Exercise brief
Examine the entries and show every line in which the word "background" is found.

-- start Provided material --

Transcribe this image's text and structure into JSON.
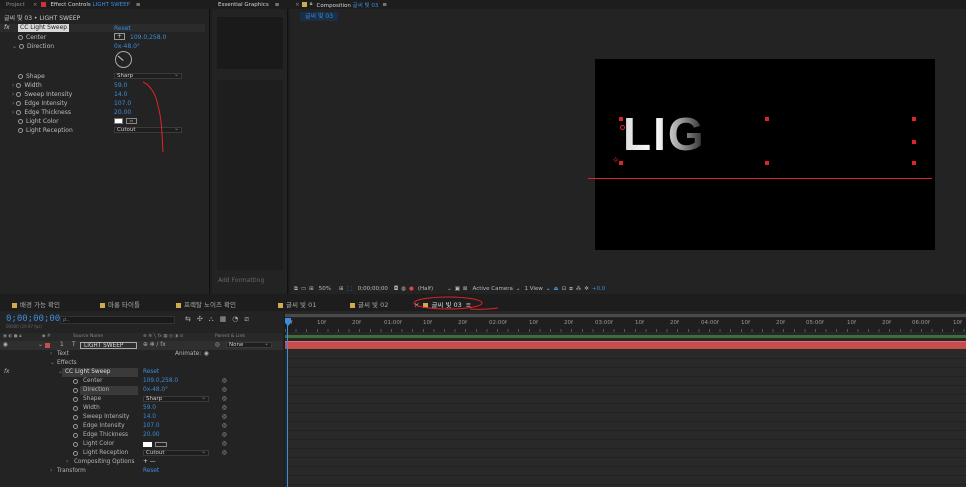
{
  "project_tabs": {
    "project": "Project",
    "effect_controls": "Effect Controls",
    "effect_layer": "LIGHT SWEEP"
  },
  "essential_graphics": {
    "title": "Essential Graphics"
  },
  "ec": {
    "breadcrumb": "글씨 빛 03 • LIGHT SWEEP",
    "effect": "CC Light Sweep",
    "reset": "Reset",
    "props": [
      {
        "label": "Center",
        "value": "109.0,258.0",
        "kind": "point"
      },
      {
        "label": "Direction",
        "value": "0x-48.0°",
        "kind": "angle"
      },
      {
        "label": "Shape",
        "value": "Sharp",
        "kind": "dropdown"
      },
      {
        "label": "Width",
        "value": "59.0"
      },
      {
        "label": "Sweep Intensity",
        "value": "14.0"
      },
      {
        "label": "Edge Intensity",
        "value": "107.0"
      },
      {
        "label": "Edge Thickness",
        "value": "20.00"
      },
      {
        "label": "Light Color",
        "value": "",
        "kind": "color"
      },
      {
        "label": "Light Reception",
        "value": "Cutout",
        "kind": "dropdown"
      }
    ]
  },
  "comp": {
    "tab_prefix": "Composition",
    "name": "글씨 빛 03",
    "subtab": "글씨 빛 03",
    "zoom": "50%",
    "timecode": "0;00;00;00",
    "resolution": "(Half)",
    "camera": "Active Camera",
    "view": "1 View",
    "exposure": "+0.0",
    "text_preview": "LIG"
  },
  "footer_text": "Add Formatting",
  "timeline": {
    "tabs": [
      "배경 가능 확인",
      "마롱 타이틀",
      "프렉탈 노이즈 확인",
      "글씨 빛 01",
      "글씨 빛 02",
      "글씨 빛 03"
    ],
    "timecode": "0;00;00;00",
    "fps": "00000 (29.97 fps)",
    "search_placeholder": "ρ..",
    "col_source": "Source Name",
    "col_parent": "Parent & Link",
    "layer": {
      "num": "1",
      "type": "T",
      "name": "LIGHT SWEEP",
      "parent": "None"
    },
    "tree": {
      "text": "Text",
      "animate": "Animate:",
      "effects": "Effects",
      "effect": "CC Light Sweep",
      "reset": "Reset",
      "compositing": "Compositing Options",
      "compositing_value": "+ —",
      "transform": "Transform",
      "transform_reset": "Reset"
    },
    "props": [
      {
        "label": "Center",
        "value": "109.0,258.0"
      },
      {
        "label": "Direction",
        "value": "0x-48.0°"
      },
      {
        "label": "Shape",
        "value": "Sharp",
        "kind": "dropdown"
      },
      {
        "label": "Width",
        "value": "59.0"
      },
      {
        "label": "Sweep Intensity",
        "value": "14.0"
      },
      {
        "label": "Edge Intensity",
        "value": "107.0"
      },
      {
        "label": "Edge Thickness",
        "value": "20.00"
      },
      {
        "label": "Light Color",
        "value": "",
        "kind": "color"
      },
      {
        "label": "Light Reception",
        "value": "Cutout",
        "kind": "dropdown"
      }
    ],
    "ruler": [
      "0f",
      "10f",
      "20f",
      "01:00f",
      "10f",
      "20f",
      "02:00f",
      "10f",
      "20f",
      "03:00f",
      "10f",
      "20f",
      "04:00f",
      "10f",
      "20f",
      "05:00f",
      "10f",
      "20f",
      "06:00f",
      "10f"
    ]
  },
  "colors": {
    "accent": "#3a8ddf",
    "annotation": "#e0232a",
    "layer_bar": "#c44d4d",
    "work_area": "#3c6f3c"
  }
}
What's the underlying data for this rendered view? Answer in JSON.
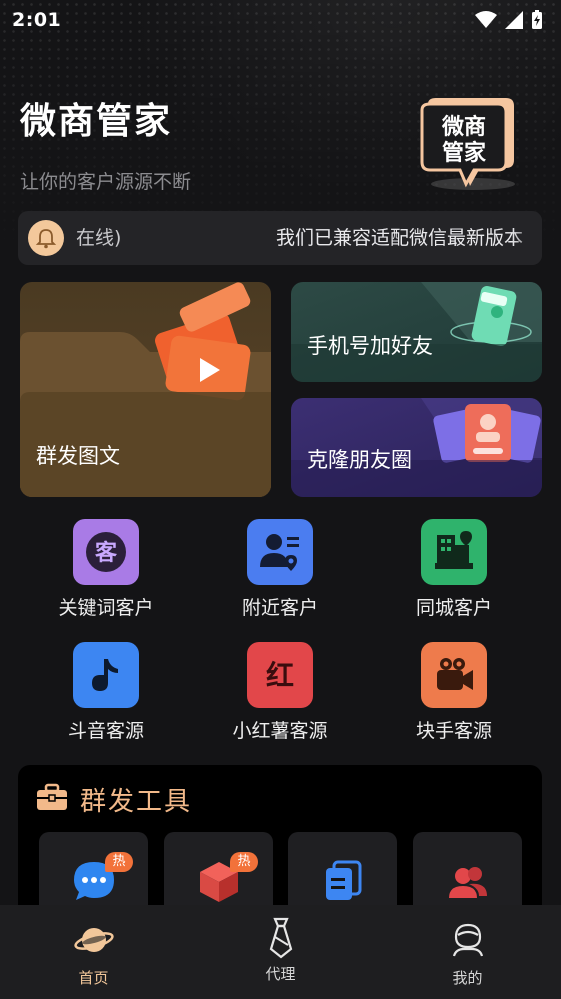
{
  "status_bar": {
    "time": "2:01"
  },
  "header": {
    "title": "微商管家",
    "subtitle": "让你的客户源源不断",
    "logo_text_line1": "微商",
    "logo_text_line2": "管家"
  },
  "notice": {
    "left_text": "在线)",
    "right_text": "我们已兼容适配微信最新版本"
  },
  "feature_cards": [
    {
      "label": "群发图文",
      "icon": "video-folder-icon"
    },
    {
      "label": "手机号加好友",
      "icon": "phone-icon"
    },
    {
      "label": "克隆朋友圈",
      "icon": "profile-cards-icon"
    }
  ],
  "grid": [
    {
      "label": "关键词客户",
      "icon": "keyword-customer-icon",
      "glyph": "客",
      "color": "#a97be6"
    },
    {
      "label": "附近客户",
      "icon": "nearby-customer-icon",
      "color": "#4b7df0"
    },
    {
      "label": "同城客户",
      "icon": "same-city-icon",
      "color": "#2fb36c"
    },
    {
      "label": "斗音客源",
      "icon": "music-note-icon",
      "color": "#3d86f2"
    },
    {
      "label": "小红薯客源",
      "icon": "red-icon",
      "glyph": "红",
      "color": "#e2474a"
    },
    {
      "label": "块手客源",
      "icon": "camera-icon",
      "color": "#ee7b4c"
    }
  ],
  "tools": {
    "title": "群发工具",
    "items": [
      {
        "icon": "chat-bubble-icon",
        "badge": "热"
      },
      {
        "icon": "cube-icon",
        "badge": "热"
      },
      {
        "icon": "copy-icon",
        "badge": ""
      },
      {
        "icon": "group-icon",
        "badge": ""
      }
    ]
  },
  "bottom_nav": [
    {
      "label": "首页",
      "icon": "planet-icon",
      "active": true
    },
    {
      "label": "代理",
      "icon": "tie-icon",
      "active": false
    },
    {
      "label": "我的",
      "icon": "user-icon",
      "active": false
    }
  ],
  "colors": {
    "accent": "#f2c79a",
    "background": "#141416"
  }
}
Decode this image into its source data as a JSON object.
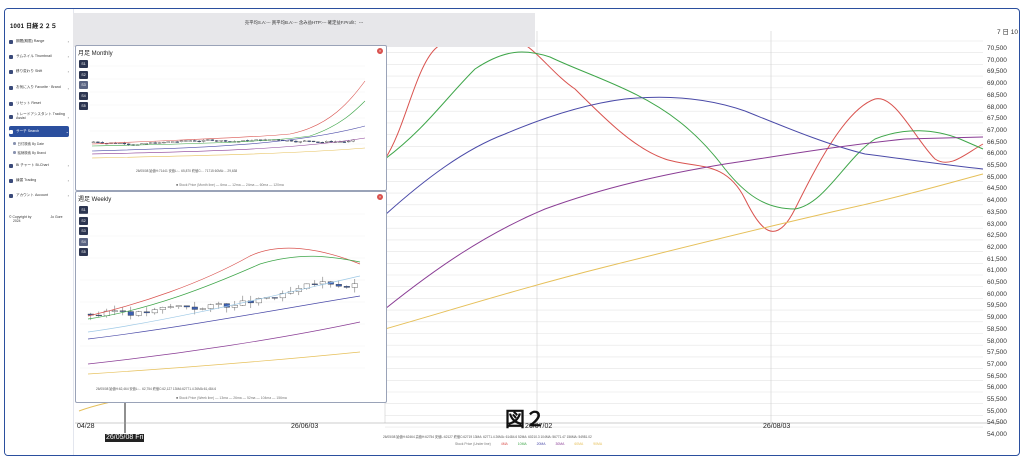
{
  "app": {
    "title": "1001 日経２２５"
  },
  "sidebar": {
    "items": [
      {
        "label": "期間(期限) Range"
      },
      {
        "label": "サムネイル Thumbnail"
      },
      {
        "label": "移り変わり Shift"
      },
      {
        "label": "お気に入り Favorite · Brand"
      },
      {
        "label": "リセット Reset"
      },
      {
        "label": "トレードアシスタント Trading Assist"
      },
      {
        "label": "サーチ Search"
      },
      {
        "label": "Bi チャート Bi-Chart"
      },
      {
        "label": "練習 Trading"
      },
      {
        "label": "アカウント Account"
      }
    ],
    "subitems": [
      {
        "label": "日付検索 By Date"
      },
      {
        "label": "銘柄検索 By Brand"
      }
    ],
    "copyright": "© Copyright by",
    "copyright2": "Jo Gore",
    "copyright_year": "2024"
  },
  "topbar": {
    "text": "売平均S.A:--- 買平均B.A:--- 含み益HTP:--- 確定益F.Profit：---"
  },
  "monthly": {
    "title": "月足 Monthly",
    "buttons": [
      "S1",
      "S2",
      "S3",
      "S4",
      "S5"
    ],
    "readout": "26/05/08 始値H:71441 安値L:... 65,870  終値C:... 71715  60MA:... 29,638",
    "legend": "■ Stock Price (Month line)   — 6ma  — 12ma  — 24ma  — 60ma  — 120ma"
  },
  "weekly": {
    "title": "週足 Weekly",
    "buttons": [
      "S1",
      "S2",
      "S3",
      "S4",
      "S5"
    ],
    "readout": "26/05/08 始値H:62,464  安値L:... 62,754  終値C:62,127  13MA:62771.4  26MA:61,484.6",
    "legend": "■ Stock Price (Week line)   — 13ma  — 26ma  — 52ma  — 104ma  — 156ma"
  },
  "main": {
    "figure_label": "図２",
    "y_top_label": "7 日 10",
    "y_ticks": [
      "70,500",
      "70,000",
      "69,500",
      "69,000",
      "68,500",
      "68,000",
      "67,500",
      "67,000",
      "66,500",
      "66,000",
      "65,500",
      "65,000",
      "64,500",
      "64,000",
      "63,500",
      "63,000",
      "62,500",
      "62,000",
      "61,500",
      "61,000",
      "60,500",
      "60,000",
      "59,500",
      "59,000",
      "58,500",
      "58,000",
      "57,500",
      "57,000",
      "56,500",
      "56,000",
      "55,500",
      "55,000",
      "54,500",
      "54,000"
    ],
    "x_labels": [
      "04/28",
      "26/06/03",
      "26/07/02",
      "26/08/03"
    ],
    "selected_date": "26/05/08 Fri",
    "readout": "26/05/08 始値H:62464  高値H:62754  安値L:62127  終値C:62719  13MA: 62771.4  26MA: 61484.6  52MA: 60210.3  104MA: 56771.47  156MA: 54981.02",
    "legend": [
      "Stock Price (Under line)",
      "4MA",
      "10MA",
      "20MA",
      "30MA",
      "60MA",
      "90MA"
    ],
    "colors": {
      "red": "#d9534f",
      "green": "#3fa64a",
      "blue": "#4a4aa8",
      "purple": "#8a3d95",
      "yellow": "#e6c05a"
    }
  }
}
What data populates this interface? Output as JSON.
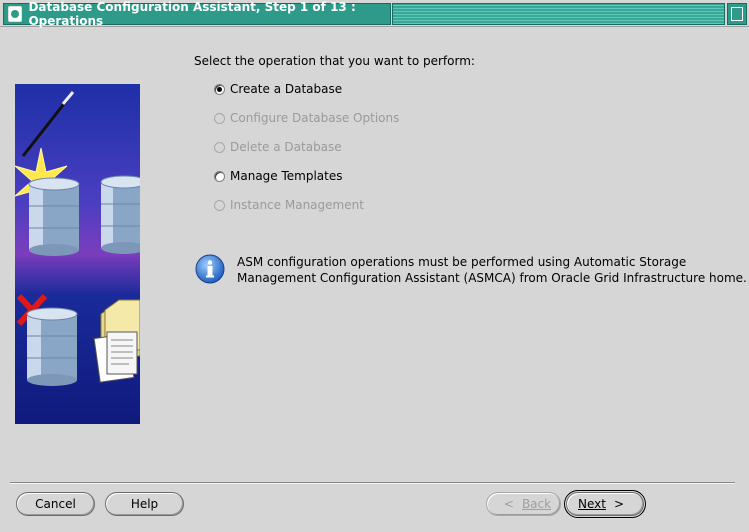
{
  "window": {
    "title": "Database Configuration Assistant, Step 1 of 13 : Operations"
  },
  "main": {
    "prompt": "Select the operation that you want to perform:",
    "options": [
      {
        "label": "Create a Database",
        "selected": true,
        "enabled": true
      },
      {
        "label": "Configure Database Options",
        "selected": false,
        "enabled": false
      },
      {
        "label": "Delete a Database",
        "selected": false,
        "enabled": false
      },
      {
        "label": "Manage Templates",
        "selected": false,
        "enabled": true
      },
      {
        "label": "Instance Management",
        "selected": false,
        "enabled": false
      }
    ],
    "info": {
      "line1": "ASM configuration operations must be performed using Automatic Storage",
      "line2": "Management Configuration Assistant (ASMCA) from Oracle Grid Infrastructure home."
    }
  },
  "buttons": {
    "cancel": "Cancel",
    "help": "Help",
    "back": "Back",
    "next": "Next",
    "back_arrow": "<",
    "next_arrow": ">"
  },
  "colors": {
    "titlebar": "#2e9b8a",
    "background": "#d6d6d6",
    "panel_art": "#1e2fa8"
  }
}
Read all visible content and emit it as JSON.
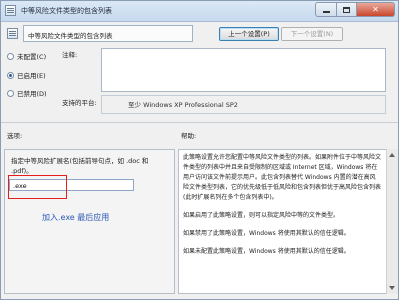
{
  "window": {
    "title": "中等风险文件类型的包含列表"
  },
  "header": {
    "policy_name": "中等风险文件类型的包含列表",
    "prev_button": "上一个设置(P)",
    "next_button": "下一个设置(N)"
  },
  "state": {
    "options": [
      {
        "label": "未配置(C)",
        "checked": false
      },
      {
        "label": "已启用(E)",
        "checked": true
      },
      {
        "label": "已禁用(D)",
        "checked": false
      }
    ]
  },
  "comment": {
    "label": "注释:",
    "value": ""
  },
  "platform": {
    "label": "支持的平台:",
    "value": "至少 Windows XP Professional SP2"
  },
  "options_section": {
    "label": "选项:",
    "description": "指定中等风险扩展名(包括前导句点，如 .doc 和 .pdf)。",
    "extension_value": ".exe",
    "annotation": "加入.exe 最后应用"
  },
  "help_section": {
    "label": "帮助:",
    "paragraphs": [
      "此策略设置允许您配置中等风险文件类型的列表。如果附件位于中等风险文件类型的列表中并且来自受限制的区域或 Internet 区域，Windows 将在用户访问该文件前提示用户。此包含列表替代 Windows 内置的潜在高风险文件类型列表，它的优先级低于低风险和包含列表但优于高风险包含列表(此时扩展名列在多个包含列表中)。",
      "如果启用了此策略设置，则可以指定风险中等的文件类型。",
      "如果禁用了此策略设置，Windows 将使用其默认的信任逻辑。",
      "如果未配置此策略设置，Windows 将使用其默认的信任逻辑。"
    ]
  },
  "colors": {
    "annotation_text": "#2a57b6",
    "highlight_border": "#e41d1d"
  }
}
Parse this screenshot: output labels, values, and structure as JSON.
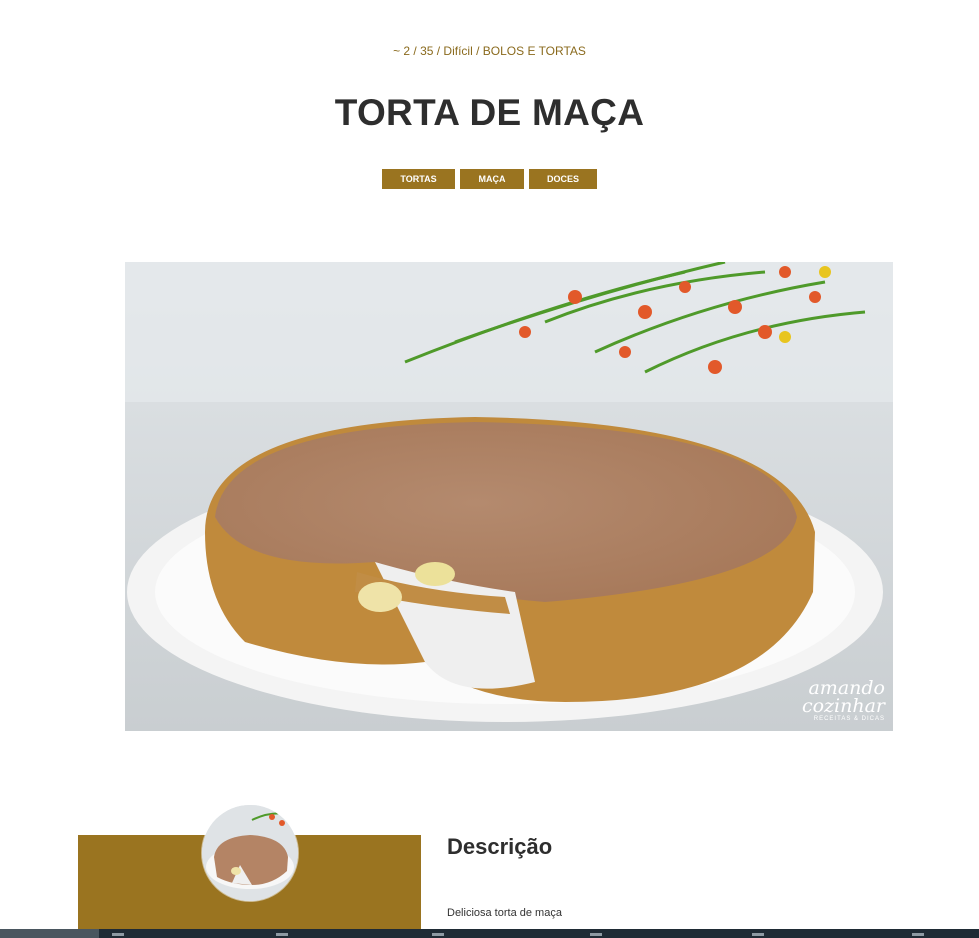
{
  "recipe": {
    "meta": "~ 2 / 35 / Difícil / BOLOS E TORTAS",
    "title": "TORTA DE MAÇA",
    "tags": [
      "TORTAS",
      "MAÇA",
      "DOCES"
    ]
  },
  "hero_image": {
    "alt": "torta de maçã",
    "watermark_line1": "amando",
    "watermark_line2": "cozinhar",
    "watermark_sub": "RECEITAS & DICAS"
  },
  "description": {
    "heading": "Descrição",
    "text": "Deliciosa torta de maça"
  },
  "colors": {
    "accent": "#9a7420",
    "meta_text": "#8a6a1d",
    "title_text": "#2e2e2e"
  }
}
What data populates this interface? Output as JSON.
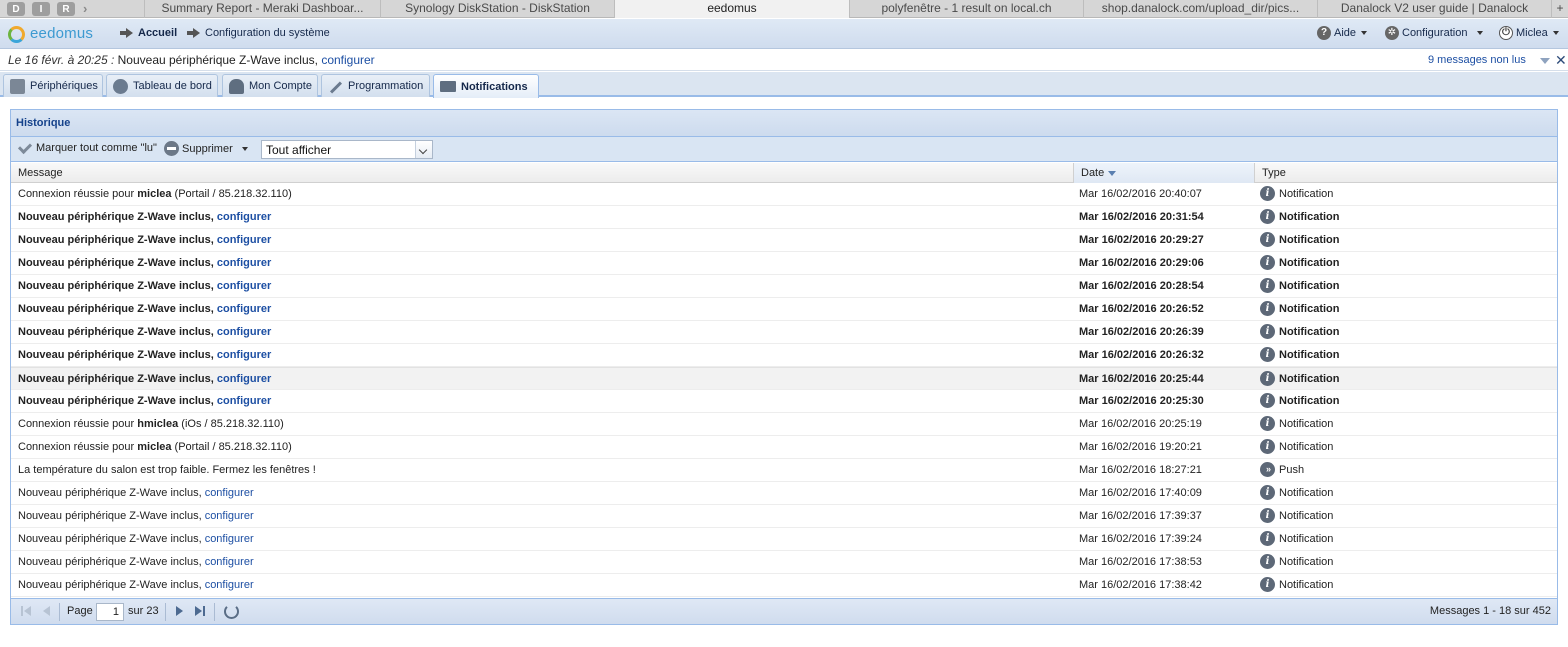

-- end Provided material --

Task response
    "background": "#141416"
    "background": "#d6d6d6",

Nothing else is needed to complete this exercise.